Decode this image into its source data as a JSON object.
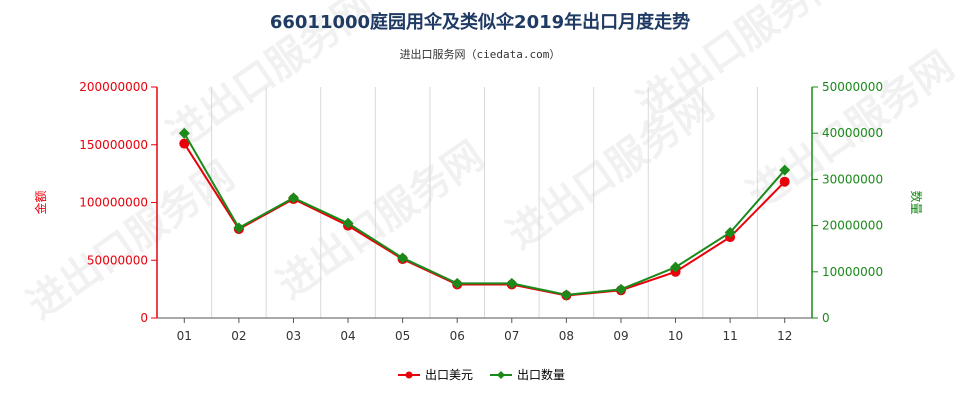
{
  "title": "66011000庭园用伞及类似伞2019年出口月度走势",
  "subtitle": "进出口服务网（ciedata.com）",
  "watermark_text": "进出口服务网",
  "colors": {
    "left_axis": "#e8000b",
    "right_axis": "#1a8a1a",
    "title": "#1f3a63"
  },
  "chart_data": {
    "type": "line",
    "categories": [
      "01",
      "02",
      "03",
      "04",
      "05",
      "06",
      "07",
      "08",
      "09",
      "10",
      "11",
      "12"
    ],
    "y_left": {
      "label": "金额",
      "ylim": [
        0,
        200000000
      ],
      "ticks": [
        0,
        50000000,
        100000000,
        150000000,
        200000000
      ],
      "tick_labels": [
        "0",
        "50000000",
        "100000000",
        "150000000",
        "200000000"
      ]
    },
    "y_right": {
      "label": "数量",
      "ylim": [
        0,
        50000000
      ],
      "ticks": [
        0,
        10000000,
        20000000,
        30000000,
        40000000,
        50000000
      ],
      "tick_labels": [
        "0",
        "10000000",
        "20000000",
        "30000000",
        "40000000",
        "50000000"
      ]
    },
    "series": [
      {
        "name": "出口美元",
        "axis": "left",
        "color": "#e8000b",
        "marker": "circle",
        "values": [
          151000000,
          77000000,
          103000000,
          80000000,
          51000000,
          29000000,
          29000000,
          19500000,
          24000000,
          40000000,
          70000000,
          118000000
        ]
      },
      {
        "name": "出口数量",
        "axis": "right",
        "color": "#1a8a1a",
        "marker": "diamond",
        "values": [
          40000000,
          19500000,
          26000000,
          20500000,
          13000000,
          7500000,
          7500000,
          5000000,
          6200000,
          11000000,
          18500000,
          32000000
        ]
      }
    ],
    "grid": {
      "x": true,
      "y": false
    },
    "legend_position": "bottom-center"
  }
}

■ ■ ■ ■ ■ ■ ■

GIVEN EXERCISE: Reproduce all entries exactly. Pictures do not belong in the copy.

EXERCISE SOLUTION:
Decode this image into its source data as a JSON object.
{
  "title": "66011000庭园用伞及类似伞2019年出口月度走势",
  "subtitle": "进出口服务网（ciedata.com）",
  "watermark_text": "进出口服务网",
  "colors": {
    "left_axis": "#e8000b",
    "right_axis": "#1a8a1a",
    "title": "#1f3a63"
  },
  "chart_data": {
    "type": "line",
    "categories": [
      "01",
      "02",
      "03",
      "04",
      "05",
      "06",
      "07",
      "08",
      "09",
      "10",
      "11",
      "12"
    ],
    "y_left": {
      "label": "金额",
      "ylim": [
        0,
        200000000
      ],
      "ticks": [
        0,
        50000000,
        100000000,
        150000000,
        200000000
      ],
      "tick_labels": [
        "0",
        "50000000",
        "100000000",
        "150000000",
        "200000000"
      ]
    },
    "y_right": {
      "label": "数量",
      "ylim": [
        0,
        50000000
      ],
      "ticks": [
        0,
        10000000,
        20000000,
        30000000,
        40000000,
        50000000
      ],
      "tick_labels": [
        "0",
        "10000000",
        "20000000",
        "30000000",
        "40000000",
        "50000000"
      ]
    },
    "series": [
      {
        "name": "出口美元",
        "axis": "left",
        "color": "#e8000b",
        "marker": "circle",
        "values": [
          151000000,
          77000000,
          103000000,
          80000000,
          51000000,
          29000000,
          29000000,
          19500000,
          24000000,
          40000000,
          70000000,
          118000000
        ]
      },
      {
        "name": "出口数量",
        "axis": "right",
        "color": "#1a8a1a",
        "marker": "diamond",
        "values": [
          40000000,
          19500000,
          26000000,
          20500000,
          13000000,
          7500000,
          7500000,
          5000000,
          6200000,
          11000000,
          18500000,
          32000000
        ]
      }
    ],
    "grid": {
      "x": true,
      "y": false
    },
    "legend_position": "bottom-center"
  }
}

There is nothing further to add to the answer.